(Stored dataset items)
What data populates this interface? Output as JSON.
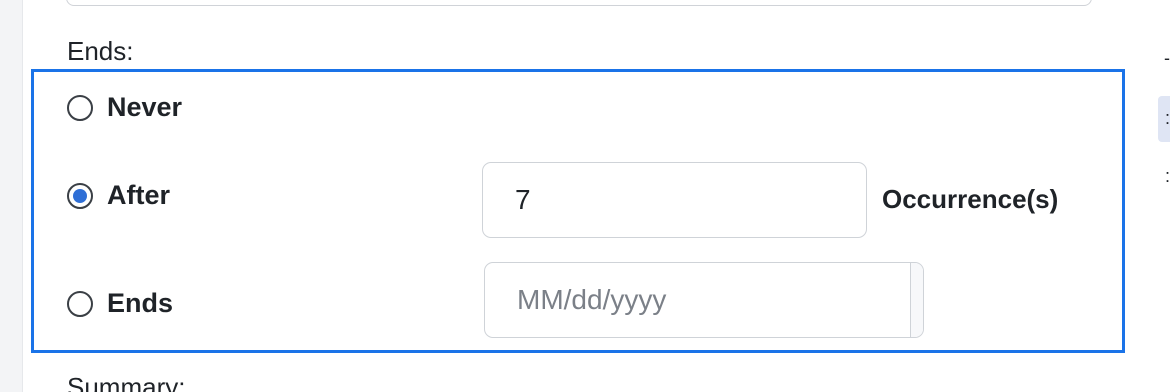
{
  "ends": {
    "label": "Ends:",
    "options": [
      {
        "label": "Never",
        "checked": false
      },
      {
        "label": "After",
        "checked": true
      },
      {
        "label": "Ends",
        "checked": false
      }
    ],
    "occurrences": {
      "value": "7",
      "suffix": "Occurrence(s)"
    },
    "end_date": {
      "value": "",
      "placeholder": "MM/dd/yyyy",
      "icon": "calendar-icon"
    }
  },
  "summary": {
    "label": "Summary:"
  },
  "colors": {
    "focus_border": "#1a73e8",
    "radio_selected": "#2f6fd6",
    "input_border": "#cfd3d8"
  }
}
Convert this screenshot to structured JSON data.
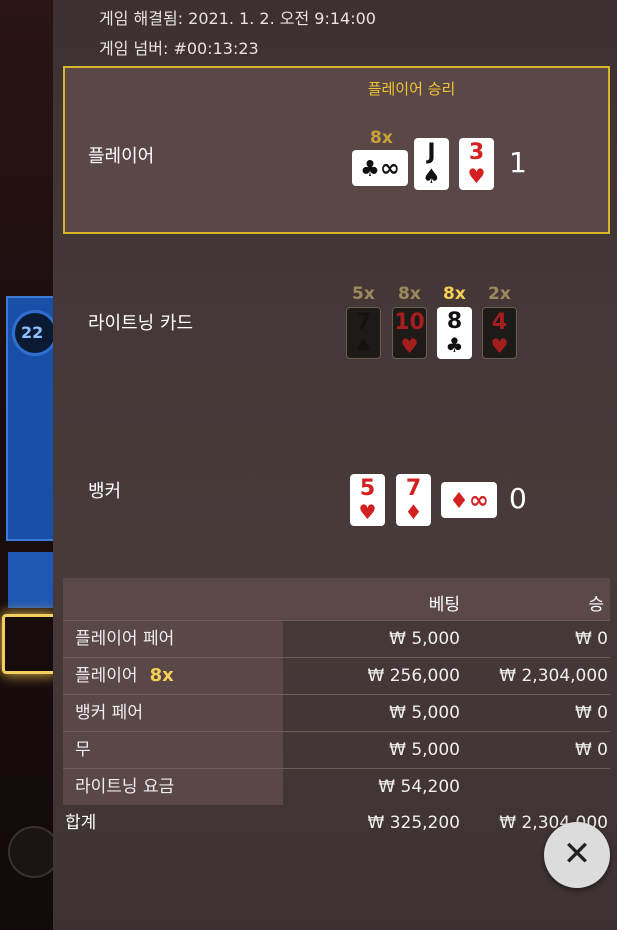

§ Given problem:
Every line above should be returned word for word, with the pictures left behind.

§ Output of the task:
What data populates this interface? Output as JSON.
{
  "ends": {
    "label": "Ends:",
    "options": [
      {
        "label": "Never",
        "checked": false
      },
      {
        "label": "After",
        "checked": true
      },
      {
        "label": "Ends",
        "checked": false
      }
    ],
    "occurrences": {
      "value": "7",
      "suffix": "Occurrence(s)"
    },
    "end_date": {
      "value": "",
      "placeholder": "MM/dd/yyyy",
      "icon": "calendar-icon"
    }
  },
  "summary": {
    "label": "Summary:"
  },
  "colors": {
    "focus_border": "#1a73e8",
    "radio_selected": "#2f6fd6",
    "input_border": "#cfd3d8"
  }
}
Convert this screenshot to structured JSON data.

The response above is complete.